GIVEN RECORDS
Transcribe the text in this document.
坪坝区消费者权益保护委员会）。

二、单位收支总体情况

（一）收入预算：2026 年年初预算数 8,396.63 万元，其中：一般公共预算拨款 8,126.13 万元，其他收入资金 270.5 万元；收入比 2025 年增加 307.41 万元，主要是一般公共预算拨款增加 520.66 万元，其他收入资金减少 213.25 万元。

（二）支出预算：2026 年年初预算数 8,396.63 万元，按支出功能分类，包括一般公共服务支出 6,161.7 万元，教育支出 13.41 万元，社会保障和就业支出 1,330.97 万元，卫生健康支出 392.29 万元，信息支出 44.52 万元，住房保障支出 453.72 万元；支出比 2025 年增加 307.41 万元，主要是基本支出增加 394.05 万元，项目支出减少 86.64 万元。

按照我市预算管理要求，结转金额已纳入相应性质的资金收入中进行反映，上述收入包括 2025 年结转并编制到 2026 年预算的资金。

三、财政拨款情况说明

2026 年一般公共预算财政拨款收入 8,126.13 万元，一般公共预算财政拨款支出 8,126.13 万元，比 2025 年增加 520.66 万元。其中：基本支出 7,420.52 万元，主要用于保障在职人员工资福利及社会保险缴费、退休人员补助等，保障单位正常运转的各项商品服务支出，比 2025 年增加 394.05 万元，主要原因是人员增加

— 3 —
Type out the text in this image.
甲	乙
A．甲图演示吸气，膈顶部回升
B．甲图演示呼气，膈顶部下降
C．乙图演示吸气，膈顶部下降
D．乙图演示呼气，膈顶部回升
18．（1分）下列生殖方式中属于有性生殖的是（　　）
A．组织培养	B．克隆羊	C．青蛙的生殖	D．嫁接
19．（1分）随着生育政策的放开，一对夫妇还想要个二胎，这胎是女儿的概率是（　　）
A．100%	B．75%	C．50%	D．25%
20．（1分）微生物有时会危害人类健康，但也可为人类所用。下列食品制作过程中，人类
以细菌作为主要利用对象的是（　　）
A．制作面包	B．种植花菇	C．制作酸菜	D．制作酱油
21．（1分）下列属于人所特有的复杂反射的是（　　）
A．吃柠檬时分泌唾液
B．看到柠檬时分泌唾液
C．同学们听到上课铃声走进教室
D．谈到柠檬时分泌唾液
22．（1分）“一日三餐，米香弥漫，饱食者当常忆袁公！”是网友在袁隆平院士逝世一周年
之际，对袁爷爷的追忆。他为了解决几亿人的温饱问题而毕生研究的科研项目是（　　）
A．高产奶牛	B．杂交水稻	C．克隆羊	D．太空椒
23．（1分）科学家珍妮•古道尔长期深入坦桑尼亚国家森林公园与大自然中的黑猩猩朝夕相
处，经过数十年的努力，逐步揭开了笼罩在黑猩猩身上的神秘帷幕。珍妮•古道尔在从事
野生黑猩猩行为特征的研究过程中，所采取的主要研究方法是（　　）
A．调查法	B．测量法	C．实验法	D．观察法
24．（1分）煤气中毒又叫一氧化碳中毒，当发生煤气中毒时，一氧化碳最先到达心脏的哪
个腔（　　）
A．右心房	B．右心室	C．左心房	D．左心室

DIRECTIVE
Write out every entry again exactly, please, with nothing missing.

COMPLETED TASK
Transcribe the text in this document.
坪坝区消费者权益保护委员会）。

二、单位收支总体情况

（一）收入预算：2026 年年初预算数 8,396.63 万元，其中：一般公共预算拨款 8,126.13 万元，其他收入资金 270.5 万元；收入比 2025 年增加 307.41 万元，主要是一般公共预算拨款增加 520.66 万元，其他收入资金减少 213.25 万元。

（二）支出预算：2026 年年初预算数 8,396.63 万元，按支出功能分类，包括一般公共服务支出 6,161.7 万元，教育支出 13.41 万元，社会保障和就业支出 1,330.97 万元，卫生健康支出 392.29 万元，信息支出 44.52 万元，住房保障支出 453.72 万元；支出比 2025 年增加 307.41 万元，主要是基本支出增加 394.05 万元，项目支出减少 86.64 万元。

按照我市预算管理要求，结转金额已纳入相应性质的资金收入中进行反映，上述收入包括 2025 年结转并编制到 2026 年预算的资金。

三、财政拨款情况说明

2026 年一般公共预算财政拨款收入 8,126.13 万元，一般公共预算财政拨款支出 8,126.13 万元，比 2025 年增加 520.66 万元。其中：基本支出 7,420.52 万元，主要用于保障在职人员工资福利及社会保险缴费、退休人员补助等，保障单位正常运转的各项商品服务支出，比 2025 年增加 394.05 万元，主要原因是人员增加

— 3 —
Type out the text in this image.
甲	乙
A．甲图演示吸气，膈顶部回升
B．甲图演示呼气，膈顶部下降
C．乙图演示吸气，膈顶部下降
D．乙图演示呼气，膈顶部回升
18．（1分）下列生殖方式中属于有性生殖的是（　　）
A．组织培养	B．克隆羊	C．青蛙的生殖	D．嫁接
19．（1分）随着生育政策的放开，一对夫妇还想要个二胎，这胎是女儿的概率是（　　）
A．100%	B．75%	C．50%	D．25%
20．（1分）微生物有时会危害人类健康，但也可为人类所用。下列食品制作过程中，人类
以细菌作为主要利用对象的是（　　）
A．制作面包	B．种植花菇	C．制作酸菜	D．制作酱油
21．（1分）下列属于人所特有的复杂反射的是（　　）
A．吃柠檬时分泌唾液
B．看到柠檬时分泌唾液
C．同学们听到上课铃声走进教室
D．谈到柠檬时分泌唾液
22．（1分）“一日三餐，米香弥漫，饱食者当常忆袁公！”是网友在袁隆平院士逝世一周年
之际，对袁爷爷的追忆。他为了解决几亿人的温饱问题而毕生研究的科研项目是（　　）
A．高产奶牛	B．杂交水稻	C．克隆羊	D．太空椒
23．（1分）科学家珍妮•古道尔长期深入坦桑尼亚国家森林公园与大自然中的黑猩猩朝夕相
处，经过数十年的努力，逐步揭开了笼罩在黑猩猩身上的神秘帷幕。珍妮•古道尔在从事
野生黑猩猩行为特征的研究过程中，所采取的主要研究方法是（　　）
A．调查法	B．测量法	C．实验法	D．观察法
24．（1分）煤气中毒又叫一氧化碳中毒，当发生煤气中毒时，一氧化碳最先到达心脏的哪
个腔（　　）
A．右心房	B．右心室	C．左心房	D．左心室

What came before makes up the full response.